| Direction |
Output the entries below exactly as written, omitting pictures.

| Provided data |
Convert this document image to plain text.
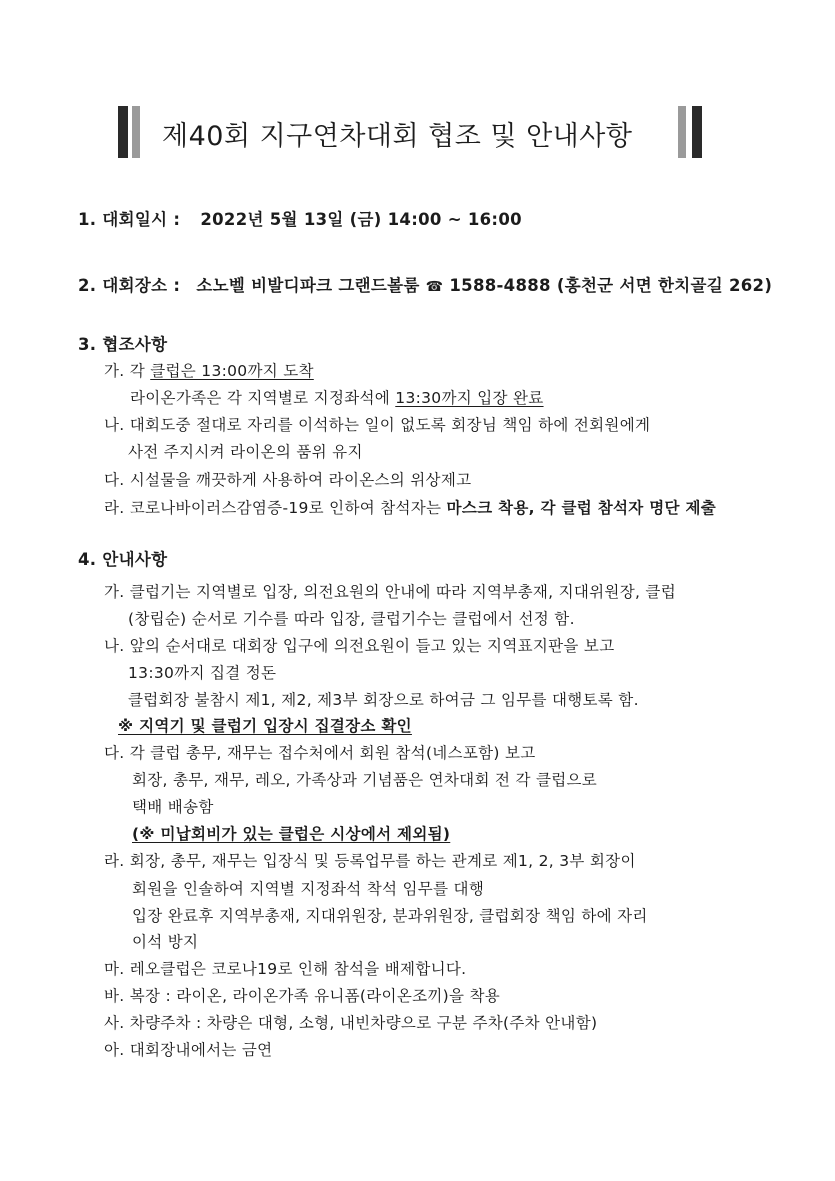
제40회 지구연차대회 협조 및 안내사항
1. 대회일시 : 2022년 5월 13일 (금) 14:00 ~ 16:00
2. 대회장소 : 소노벨 비발디파크 그랜드볼룸 ☎ 1588-4888 (홍천군 서면 한치골길 262)
3. 협조사항
가. 각 클럽은 13:00까지 도착
라이온가족은 각 지역별로 지정좌석에 13:30까지 입장 완료
나. 대회도중 절대로 자리를 이석하는 일이 없도록 회장님 책임 하에 전회원에게
사전 주지시켜 라이온의 품위 유지
다. 시설물을 깨끗하게 사용하여 라이온스의 위상제고
라. 코로나바이러스감염증-19로 인하여 참석자는 마스크 착용, 각 클럽 참석자 명단 제출
4. 안내사항
가. 클럽기는 지역별로 입장, 의전요원의 안내에 따라 지역부총재, 지대위원장, 클럽
(창립순) 순서로 기수를 따라 입장, 클럽기수는 클럽에서 선정 함.
나. 앞의 순서대로 대회장 입구에 의전요원이 들고 있는 지역표지판을 보고
13:30까지 집결 정돈
클럽회장 불참시 제1, 제2, 제3부 회장으로 하여금 그 임무를 대행토록 함.
※ 지역기 및 클럽기 입장시 집결장소 확인
다. 각 클럽 총무, 재무는 접수처에서 회원 참석(네스포함) 보고
회장, 총무, 재무, 레오, 가족상과 기념품은 연차대회 전 각 클럽으로
택배 배송함
(※ 미납회비가 있는 클럽은 시상에서 제외됨)
라. 회장, 총무, 재무는 입장식 및 등록업무를 하는 관계로 제1, 2, 3부 회장이
회원을 인솔하여 지역별 지정좌석 착석 임무를 대행
입장 완료후 지역부총재, 지대위원장, 분과위원장, 클럽회장 책임 하에 자리
이석 방지
마. 레오클럽은 코로나19로 인해 참석을 배제합니다.
바. 복장 : 라이온, 라이온가족 유니폼(라이온조끼)을 착용
사. 차량주차 : 차량은 대형, 소형, 내빈차량으로 구분 주차(주차 안내함)
아. 대회장내에서는 금연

| Exercise solution |
Convert this document image to plain text.
제40회 지구연차대회 협조 및 안내사항
1. 대회일시 : 2022년 5월 13일 (금) 14:00 ~ 16:00
2. 대회장소 : 소노벨 비발디파크 그랜드볼룸 ☎ 1588-4888 (홍천군 서면 한치골길 262)
3. 협조사항
가. 각 클럽은 13:00까지 도착
라이온가족은 각 지역별로 지정좌석에 13:30까지 입장 완료
나. 대회도중 절대로 자리를 이석하는 일이 없도록 회장님 책임 하에 전회원에게
사전 주지시켜 라이온의 품위 유지
다. 시설물을 깨끗하게 사용하여 라이온스의 위상제고
라. 코로나바이러스감염증-19로 인하여 참석자는 마스크 착용, 각 클럽 참석자 명단 제출
4. 안내사항
가. 클럽기는 지역별로 입장, 의전요원의 안내에 따라 지역부총재, 지대위원장, 클럽
(창립순) 순서로 기수를 따라 입장, 클럽기수는 클럽에서 선정 함.
나. 앞의 순서대로 대회장 입구에 의전요원이 들고 있는 지역표지판을 보고
13:30까지 집결 정돈
클럽회장 불참시 제1, 제2, 제3부 회장으로 하여금 그 임무를 대행토록 함.
※ 지역기 및 클럽기 입장시 집결장소 확인
다. 각 클럽 총무, 재무는 접수처에서 회원 참석(네스포함) 보고
회장, 총무, 재무, 레오, 가족상과 기념품은 연차대회 전 각 클럽으로
택배 배송함
(※ 미납회비가 있는 클럽은 시상에서 제외됨)
라. 회장, 총무, 재무는 입장식 및 등록업무를 하는 관계로 제1, 2, 3부 회장이
회원을 인솔하여 지역별 지정좌석 착석 임무를 대행
입장 완료후 지역부총재, 지대위원장, 분과위원장, 클럽회장 책임 하에 자리
이석 방지
마. 레오클럽은 코로나19로 인해 참석을 배제합니다.
바. 복장 : 라이온, 라이온가족 유니폼(라이온조끼)을 착용
사. 차량주차 : 차량은 대형, 소형, 내빈차량으로 구분 주차(주차 안내함)
아. 대회장내에서는 금연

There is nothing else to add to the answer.